__TASK PROMPT__.
Lines that include the word "письмо" are the ones to copy.

__Stored data__.
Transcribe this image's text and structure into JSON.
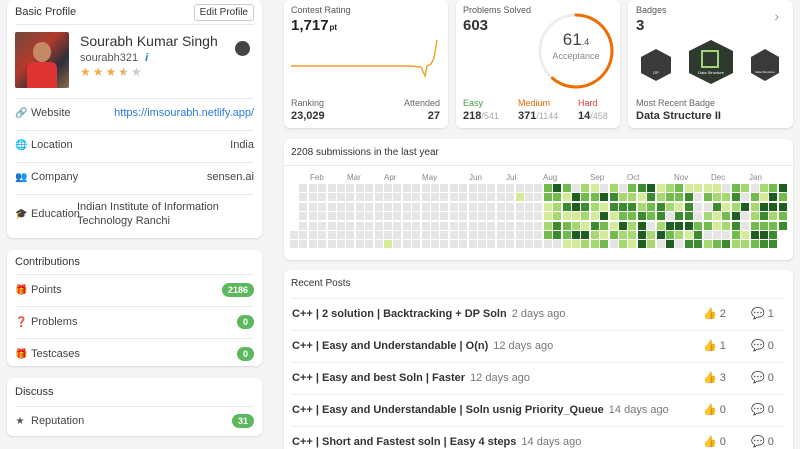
{
  "profile": {
    "title": "Basic Profile",
    "edit": "Edit Profile",
    "name": "Sourabh Kumar Singh",
    "username": "sourabh321",
    "info": "i",
    "stars": 3.5
  },
  "details": [
    {
      "icon": "🔗",
      "label": "Website",
      "value": "https://imsourabh.netlify.app/",
      "link": true
    },
    {
      "icon": "🌐",
      "label": "Location",
      "value": "India"
    },
    {
      "icon": "👥",
      "label": "Company",
      "value": "sensen.ai"
    },
    {
      "icon": "🎓",
      "label": "Education",
      "value": "Indian Institute of Information Technology Ranchi"
    }
  ],
  "contributions": {
    "title": "Contributions",
    "items": [
      {
        "label": "Points",
        "value": "2186"
      },
      {
        "label": "Problems",
        "value": "0"
      },
      {
        "label": "Testcases",
        "value": "0"
      }
    ]
  },
  "discuss": {
    "title": "Discuss",
    "items": [
      {
        "label": "Reputation",
        "value": "31"
      }
    ]
  },
  "contest": {
    "title": "Contest Rating",
    "rating": "1,717",
    "unit": "pt",
    "ranking_label": "Ranking",
    "ranking": "23,029",
    "attended_label": "Attended",
    "attended": "27"
  },
  "solved": {
    "title": "Problems Solved",
    "total": "603",
    "pct": "61",
    "pct_frac": ".4",
    "acc": "Acceptance",
    "acceptance_pct": 61.4,
    "easy": {
      "label": "Easy",
      "v": "218",
      "t": "/541",
      "color": "#43a047"
    },
    "medium": {
      "label": "Medium",
      "v": "371",
      "t": "/1144",
      "color": "#ef6c00"
    },
    "hard": {
      "label": "Hard",
      "v": "14",
      "t": "/458",
      "color": "#e53935"
    }
  },
  "badges": {
    "title": "Badges",
    "count": "3",
    "items": [
      "DP",
      "Data Structure",
      "Data Structure"
    ],
    "recent_label": "Most Recent Badge",
    "recent": "Data Structure II"
  },
  "heatmap": {
    "title": "2208 submissions in the last year",
    "months": [
      "Feb",
      "Mar",
      "Apr",
      "May",
      "Jun",
      "Jul",
      "Aug",
      "Sep",
      "Oct",
      "Nov",
      "Dec",
      "Jan"
    ],
    "colors": [
      "#e5e5e5",
      "#d4ec97",
      "#a5d86e",
      "#72bc4e",
      "#3c8b2f",
      "#1f5e21"
    ]
  },
  "posts": {
    "title": "Recent Posts",
    "items": [
      {
        "title": "C++ | 2 solution | Backtracking + DP Soln",
        "date": "2 days ago",
        "likes": "2",
        "comments": "1"
      },
      {
        "title": "C++ | Easy and Understandable | O(n)",
        "date": "12 days ago",
        "likes": "1",
        "comments": "0"
      },
      {
        "title": "C++ | Easy and best Soln | Faster",
        "date": "12 days ago",
        "likes": "3",
        "comments": "0"
      },
      {
        "title": "C++ | Easy and Understandable | Soln usnig Priority_Queue",
        "date": "14 days ago",
        "likes": "0",
        "comments": "0"
      },
      {
        "title": "C++ | Short and Fastest soln | Easy 4 steps",
        "date": "14 days ago",
        "likes": "0",
        "comments": "0"
      }
    ]
  }
}
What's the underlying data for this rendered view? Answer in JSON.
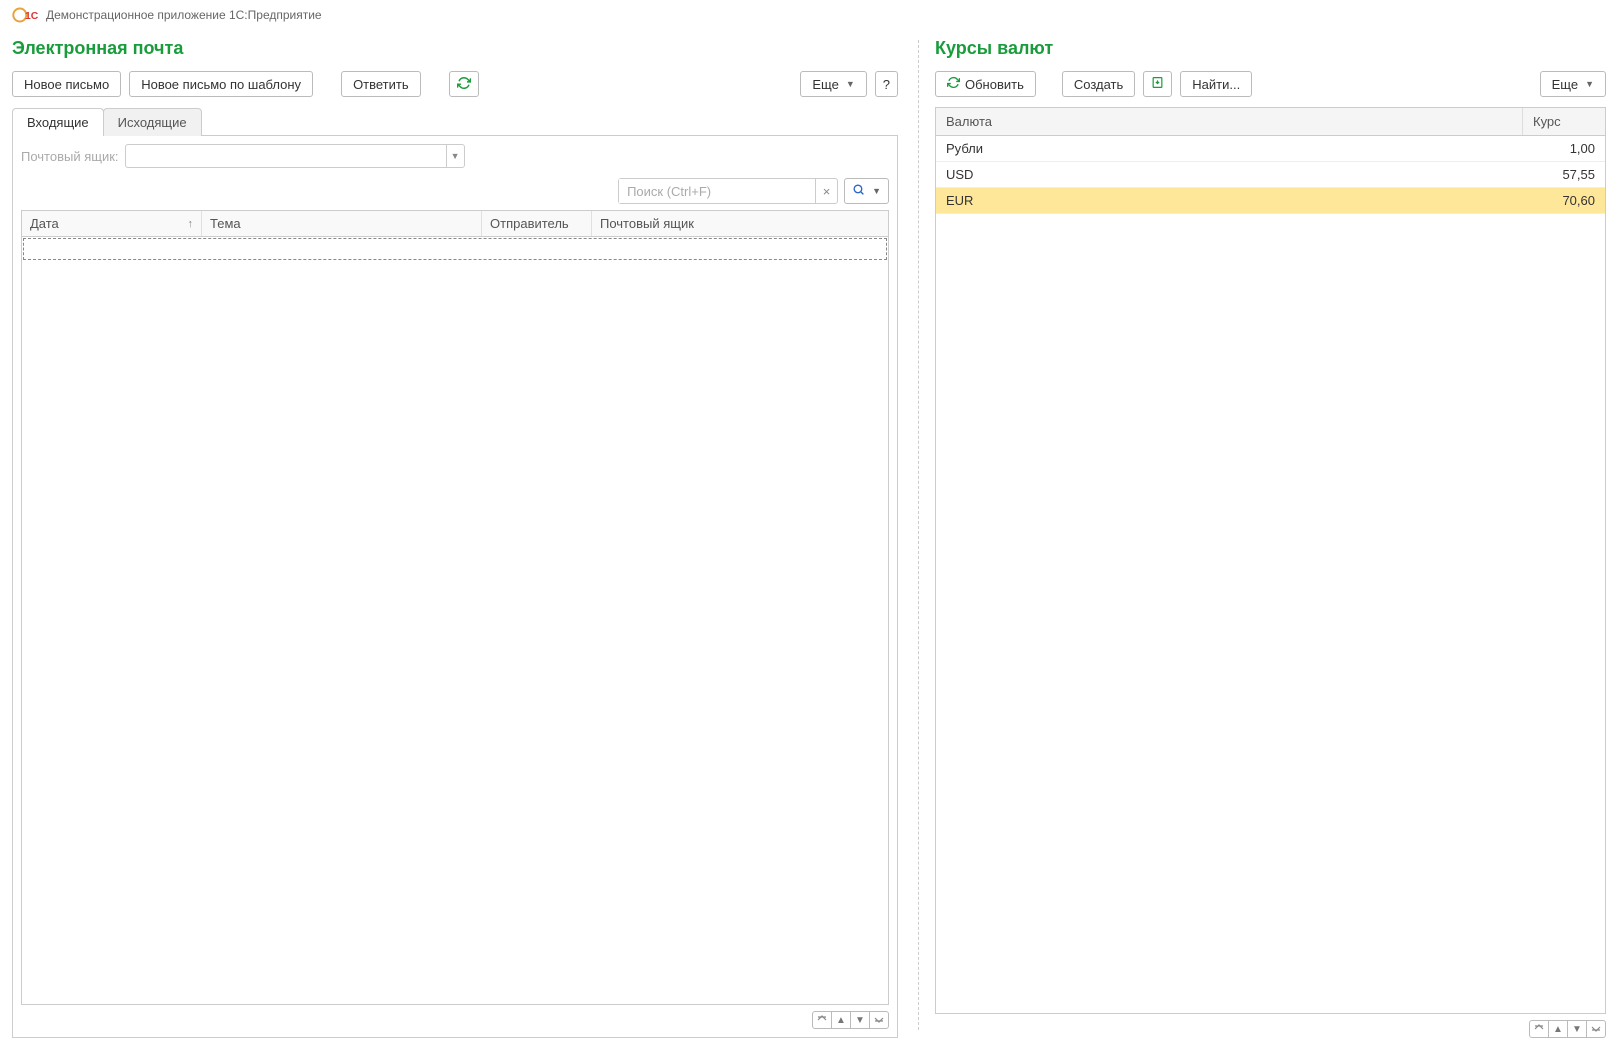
{
  "header": {
    "app_title": "Демонстрационное приложение 1С:Предприятие"
  },
  "email": {
    "title": "Электронная почта",
    "buttons": {
      "new_letter": "Новое письмо",
      "new_template": "Новое письмо по шаблону",
      "reply": "Ответить",
      "more": "Еще",
      "help": "?"
    },
    "tabs": {
      "inbox": "Входящие",
      "outbox": "Исходящие"
    },
    "mailbox_label": "Почтовый ящик:",
    "search_placeholder": "Поиск (Ctrl+F)",
    "columns": {
      "date": "Дата",
      "subject": "Тема",
      "sender": "Отправитель",
      "mailbox": "Почтовый ящик"
    }
  },
  "rates": {
    "title": "Курсы валют",
    "buttons": {
      "refresh": "Обновить",
      "create": "Создать",
      "find": "Найти...",
      "more": "Еще"
    },
    "columns": {
      "currency": "Валюта",
      "rate": "Курс"
    },
    "rows": [
      {
        "currency": "Рубли",
        "rate": "1,00",
        "highlight": false
      },
      {
        "currency": "USD",
        "rate": "57,55",
        "highlight": false
      },
      {
        "currency": "EUR",
        "rate": "70,60",
        "highlight": true
      }
    ]
  }
}
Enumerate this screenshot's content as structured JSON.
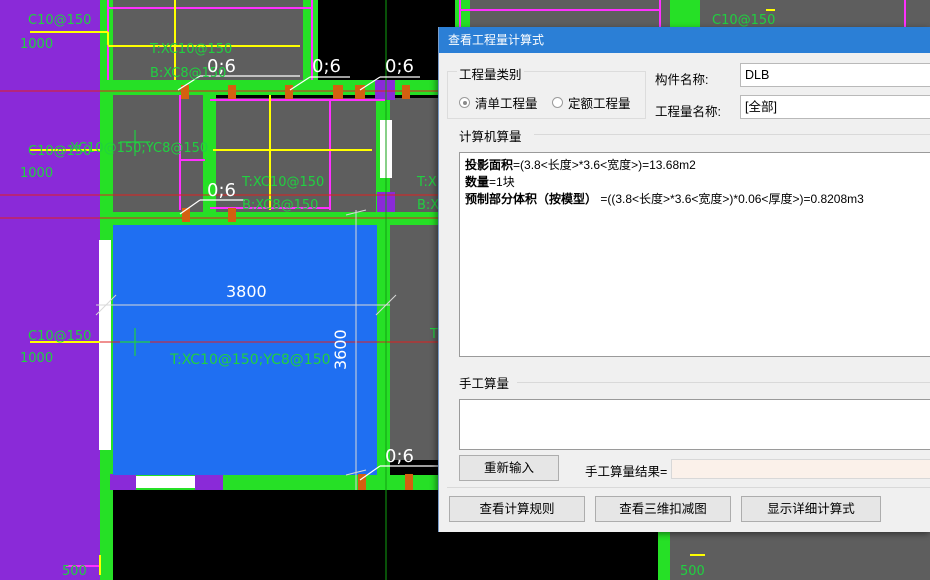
{
  "cad": {
    "dim_width": "3800",
    "dim_height": "3600",
    "rebar_label": "T:XC10@150;YC8@150",
    "partial_label_top": "T:XC10@150",
    "partial_label_bottom": "B:XC8@150",
    "partial_label_top_mid": "T:XC10@150",
    "partial_label_bottom_mid": "B:XC8@150",
    "partial_label_top_right": "T:X",
    "partial_label_bottom_right": "B:X",
    "left_label_1": "C10@150",
    "left_value_1": "1000",
    "left_label_2": "C10@150",
    "left_value_2": "1000",
    "left_label_3": "C10@150",
    "left_value_3": "1000",
    "mid_left_label": "XC10@150;YC8@150",
    "top_right_label": "C10@150",
    "bottom_value_left": "500",
    "bottom_value_right": "500",
    "mark_06": "0;6",
    "right_partial": "T"
  },
  "dialog": {
    "title": "查看工程量计算式",
    "category_legend": "工程量类别",
    "radio_bill": "清单工程量",
    "radio_quota": "定额工程量",
    "component_name_label": "构件名称:",
    "component_name_value": "DLB",
    "quantity_name_label": "工程量名称:",
    "quantity_name_value": "[全部]",
    "computer_calc_legend": "计算机算量",
    "formula_lines": [
      {
        "bold": "投影面积",
        "text": "=(3.8<长度>*3.6<宽度>)=13.68m2"
      },
      {
        "bold": "数量",
        "text": "=1块"
      },
      {
        "bold": "预制部分体积（按模型）",
        "text": "  =((3.8<长度>*3.6<宽度>)*0.06<厚度>)=0.8208m3"
      }
    ],
    "manual_calc_legend": "手工算量",
    "reenter_button": "重新输入",
    "manual_result_label": "手工算量结果=",
    "manual_result_value": "",
    "view_rules_button": "查看计算规则",
    "view_3d_button": "查看三维扣减图",
    "show_detail_button": "显示详细计算式"
  },
  "colors": {
    "cad_background": "#000000",
    "slab_blue": "#1f6ff2",
    "wall_green": "#26e026",
    "purple_fill": "#8a2ad8",
    "magenta_line": "#ff30ff",
    "yellow_line": "#ffff00",
    "rebar_text_green": "#20d040",
    "title_blue": "#2b7fd6"
  }
}
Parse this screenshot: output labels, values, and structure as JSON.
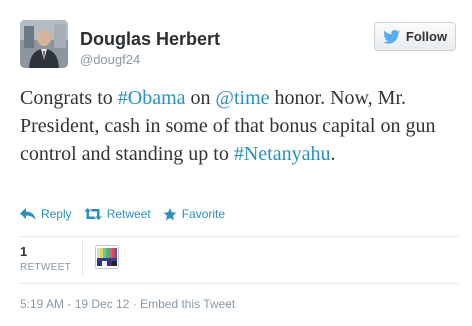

__FULL RESPONSE__.
      "new_letter": "Новое письмо",
      "new_template": "Новое письмо по шаблону",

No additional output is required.